* _INPUT ROWS_
▬▬▬▬▬▬▬▬▬▬

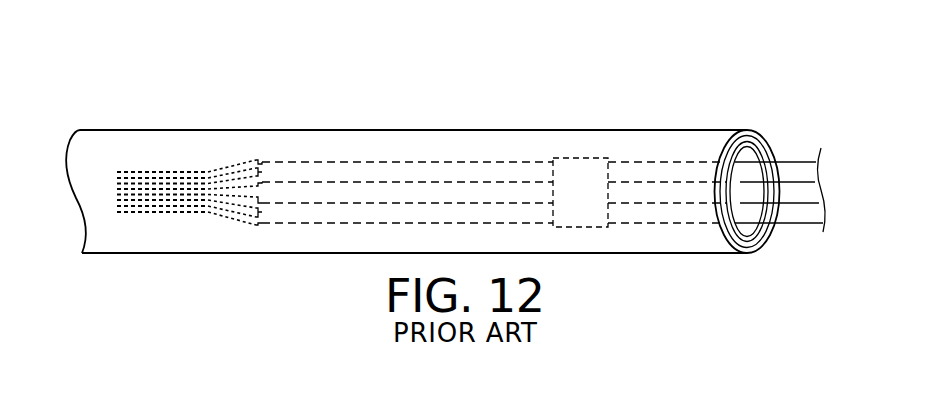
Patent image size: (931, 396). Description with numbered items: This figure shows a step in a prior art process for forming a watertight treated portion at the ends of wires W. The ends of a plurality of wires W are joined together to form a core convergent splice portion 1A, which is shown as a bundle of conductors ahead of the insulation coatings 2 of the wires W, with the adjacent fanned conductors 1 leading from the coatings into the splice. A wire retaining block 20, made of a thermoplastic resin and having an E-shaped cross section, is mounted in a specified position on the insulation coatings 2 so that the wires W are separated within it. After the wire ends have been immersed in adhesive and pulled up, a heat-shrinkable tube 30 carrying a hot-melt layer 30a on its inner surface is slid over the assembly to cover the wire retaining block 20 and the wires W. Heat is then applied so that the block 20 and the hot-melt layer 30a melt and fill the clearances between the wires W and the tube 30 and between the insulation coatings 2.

The fanned optical fiber ends 1 is at (238, 158).
The core convergent splice portion 1A is at (135, 173).
The insulation coatings 2 is at (445, 162).
The wire retaining block 20 is at (568, 158).
The heat-shrinkable tube 30 is at (365, 140).
The hot-melt layer 30a is at (743, 132).
The wires W is at (792, 168).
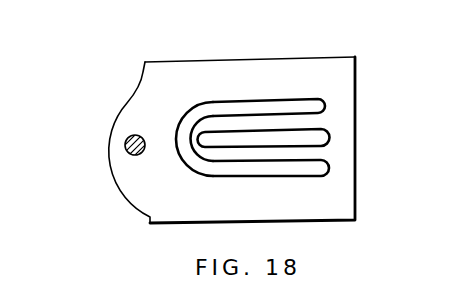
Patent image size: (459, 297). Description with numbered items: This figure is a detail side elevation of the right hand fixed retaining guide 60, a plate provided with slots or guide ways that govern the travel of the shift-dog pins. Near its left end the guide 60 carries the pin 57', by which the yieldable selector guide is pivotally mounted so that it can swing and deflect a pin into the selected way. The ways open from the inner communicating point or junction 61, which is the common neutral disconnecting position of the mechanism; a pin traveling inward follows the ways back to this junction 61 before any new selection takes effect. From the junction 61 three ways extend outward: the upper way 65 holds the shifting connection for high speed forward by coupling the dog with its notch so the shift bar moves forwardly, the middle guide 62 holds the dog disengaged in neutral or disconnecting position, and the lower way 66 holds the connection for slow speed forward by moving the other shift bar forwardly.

The fixed retaining guide 60 is at (333, 222).
The pin 57' is at (97, 140).
The way 65 is at (243, 103).
The junction 61 is at (190, 152).
The middle guide 62 is at (310, 128).
The lower way 66 is at (242, 177).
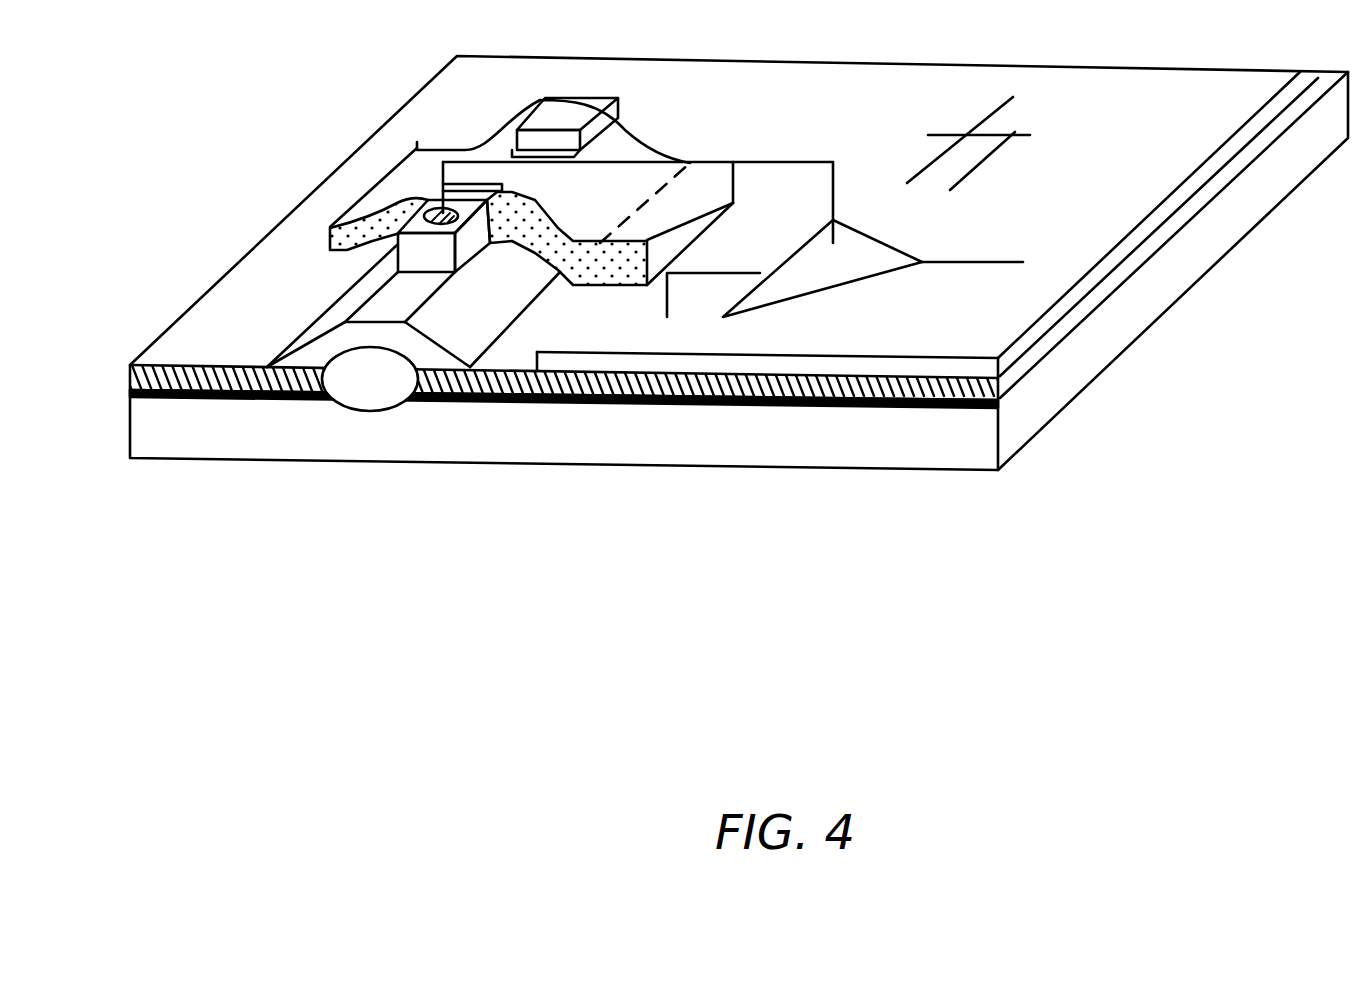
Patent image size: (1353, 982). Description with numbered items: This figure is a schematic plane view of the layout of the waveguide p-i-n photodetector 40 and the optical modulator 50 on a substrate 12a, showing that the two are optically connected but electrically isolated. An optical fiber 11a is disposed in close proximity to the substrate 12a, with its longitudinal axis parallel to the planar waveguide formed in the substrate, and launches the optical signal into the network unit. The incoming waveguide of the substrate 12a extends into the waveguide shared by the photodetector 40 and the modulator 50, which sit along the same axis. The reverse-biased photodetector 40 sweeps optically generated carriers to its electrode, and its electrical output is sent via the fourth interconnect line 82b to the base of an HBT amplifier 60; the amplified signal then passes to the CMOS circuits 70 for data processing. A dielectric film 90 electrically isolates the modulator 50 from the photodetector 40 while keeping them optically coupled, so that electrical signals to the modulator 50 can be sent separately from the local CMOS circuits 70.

▬▬▬▬▬▬▬▬▬▬

* _WHAT YOU ARE ASKED TO DO_
Copy every line above word for word, leaving out the pictures.

* _ANSWER TO THE EXERCISE_
Patent image size: (931, 396). Description with numbered items: This figure shows a step in a prior art process for forming a watertight treated portion at the ends of wires W. The ends of a plurality of wires W are joined together to form a core convergent splice portion 1A, which is shown as a bundle of conductors ahead of the insulation coatings 2 of the wires W, with the adjacent fanned conductors 1 leading from the coatings into the splice. A wire retaining block 20, made of a thermoplastic resin and having an E-shaped cross section, is mounted in a specified position on the insulation coatings 2 so that the wires W are separated within it. After the wire ends have been immersed in adhesive and pulled up, a heat-shrinkable tube 30 carrying a hot-melt layer 30a on its inner surface is slid over the assembly to cover the wire retaining block 20 and the wires W. Heat is then applied so that the block 20 and the hot-melt layer 30a melt and fill the clearances between the wires W and the tube 30 and between the insulation coatings 2.

The fanned optical fiber ends 1 is at (238, 158).
The core convergent splice portion 1A is at (135, 173).
The insulation coatings 2 is at (445, 162).
The wire retaining block 20 is at (568, 158).
The heat-shrinkable tube 30 is at (365, 140).
The hot-melt layer 30a is at (743, 132).
The wires W is at (792, 168).
Patent image size: (459, 297). Description with numbered items: This figure is a detail side elevation of the right hand fixed retaining guide 60, a plate provided with slots or guide ways that govern the travel of the shift-dog pins. Near its left end the guide 60 carries the pin 57', by which the yieldable selector guide is pivotally mounted so that it can swing and deflect a pin into the selected way. The ways open from the inner communicating point or junction 61, which is the common neutral disconnecting position of the mechanism; a pin traveling inward follows the ways back to this junction 61 before any new selection takes effect. From the junction 61 three ways extend outward: the upper way 65 holds the shifting connection for high speed forward by coupling the dog with its notch so the shift bar moves forwardly, the middle guide 62 holds the dog disengaged in neutral or disconnecting position, and the lower way 66 holds the connection for slow speed forward by moving the other shift bar forwardly.

The fixed retaining guide 60 is at (333, 222).
The pin 57' is at (97, 140).
The way 65 is at (243, 103).
The junction 61 is at (190, 152).
The middle guide 62 is at (310, 128).
The lower way 66 is at (242, 177).
Patent image size: (1353, 982). Description with numbered items: This figure is a schematic plane view of the layout of the waveguide p-i-n photodetector 40 and the optical modulator 50 on a substrate 12a, showing that the two are optically connected but electrically isolated. An optical fiber 11a is disposed in close proximity to the substrate 12a, with its longitudinal axis parallel to the planar waveguide formed in the substrate, and launches the optical signal into the network unit. The incoming waveguide of the substrate 12a extends into the waveguide shared by the photodetector 40 and the modulator 50, which sit along the same axis. The reverse-biased photodetector 40 sweeps optically generated carriers to its electrode, and its electrical output is sent via the fourth interconnect line 82b to the base of an HBT amplifier 60; the amplified signal then passes to the CMOS circuits 70 for data processing. A dielectric film 90 electrically isolates the modulator 50 from the photodetector 40 while keeping them optically coupled, so that electrical signals to the modulator 50 can be sent separately from the local CMOS circuits 70.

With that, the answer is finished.